### Input data
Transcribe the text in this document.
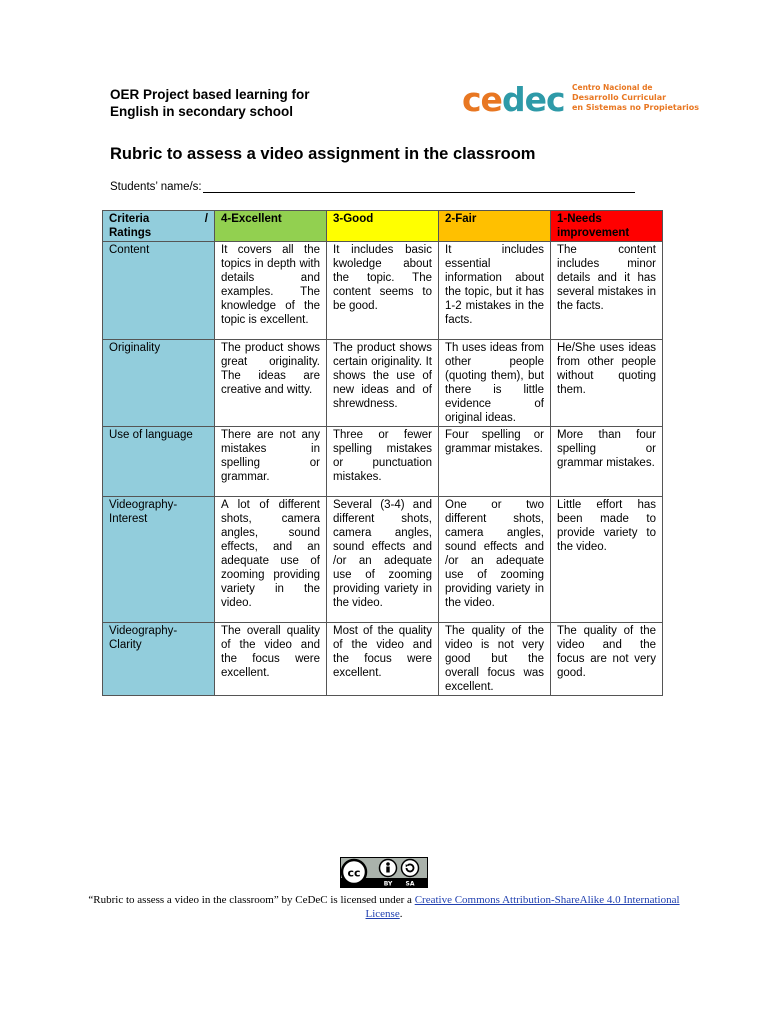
OER Project based learning for
English in secondary school	cedec Centro Nacional de
Desarrollo Curricular
en Sistemas no Propietarios
Rubric to assess a video assignment in the classroom
Students’ name/s:
Criteria /
Ratings	4-Excellent	3-Good	2-Fair	1-Needs improvement
Content	It covers all the topics in depth with details and examples. The knowledge of the topic is excellent.	It includes basic kwoledge about the topic. The content seems to be good.	It includes essential information about the topic, but it has 1-2 mistakes in the facts.	The content includes minor details and it has several mistakes in the facts.
Originality	The product shows great originality. The ideas are creative and witty.	The product shows certain originality. It shows the use of new ideas and of shrewdness.	Th uses ideas from other people (quoting them), but there is little evidence of original ideas.	He/She uses ideas from other people without quoting them.
Use of language	There are not any mistakes in spelling or grammar.	Three or fewer spelling mistakes or punctuation mistakes.	Four spelling or grammar mistakes.	More than four spelling or grammar mistakes.
Videography-Interest	A lot of different shots, camera angles, sound effects, and an adequate use of zooming providing variety in the video.	Several (3-4) and different shots, camera angles, sound effects and /or an adequate use of zooming providing variety in the video.	One or two different shots, camera angles, sound effects and /or an adequate use of zooming providing variety in the video.	Little effort has been made to provide variety to the video.
Videography-Clarity	The overall quality of the video and the focus were excellent.	Most of the quality of the video and the focus were excellent.	The quality of the video is not very good but the overall focus was excellent.	The quality of the video and the focus are not very good.
cc
BY SA
“Rubric to assess a video in the classroom” by CeDeC is licensed under a Creative Commons Attribution-ShareAlike 4.0 International License.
######
- **Task details**
Repeat the material above word for word and skip every image in it.

- **Answer to the problem**
Transcribe the text in this document.
OER Project based learning for
English in secondary school	cedec Centro Nacional de
Desarrollo Curricular
en Sistemas no Propietarios
Rubric to assess a video assignment in the classroom
Students’ name/s:
Criteria /
Ratings	4-Excellent	3-Good	2-Fair	1-Needs improvement
Content	It covers all the topics in depth with details and examples. The knowledge of the topic is excellent.	It includes basic kwoledge about the topic. The content seems to be good.	It includes essential information about the topic, but it has 1-2 mistakes in the facts.	The content includes minor details and it has several mistakes in the facts.
Originality	The product shows great originality. The ideas are creative and witty.	The product shows certain originality. It shows the use of new ideas and of shrewdness.	Th uses ideas from other people (quoting them), but there is little evidence of original ideas.	He/She uses ideas from other people without quoting them.
Use of language	There are not any mistakes in spelling or grammar.	Three or fewer spelling mistakes or punctuation mistakes.	Four spelling or grammar mistakes.	More than four spelling or grammar mistakes.
Videography-Interest	A lot of different shots, camera angles, sound effects, and an adequate use of zooming providing variety in the video.	Several (3-4) and different shots, camera angles, sound effects and /or an adequate use of zooming providing variety in the video.	One or two different shots, camera angles, sound effects and /or an adequate use of zooming providing variety in the video.	Little effort has been made to provide variety to the video.
Videography-Clarity	The overall quality of the video and the focus were excellent.	Most of the quality of the video and the focus were excellent.	The quality of the video is not very good but the overall focus was excellent.	The quality of the video and the focus are not very good.
cc
BY SA
“Rubric to assess a video in the classroom” by CeDeC is licensed under a Creative Commons Attribution-ShareAlike 4.0 International License.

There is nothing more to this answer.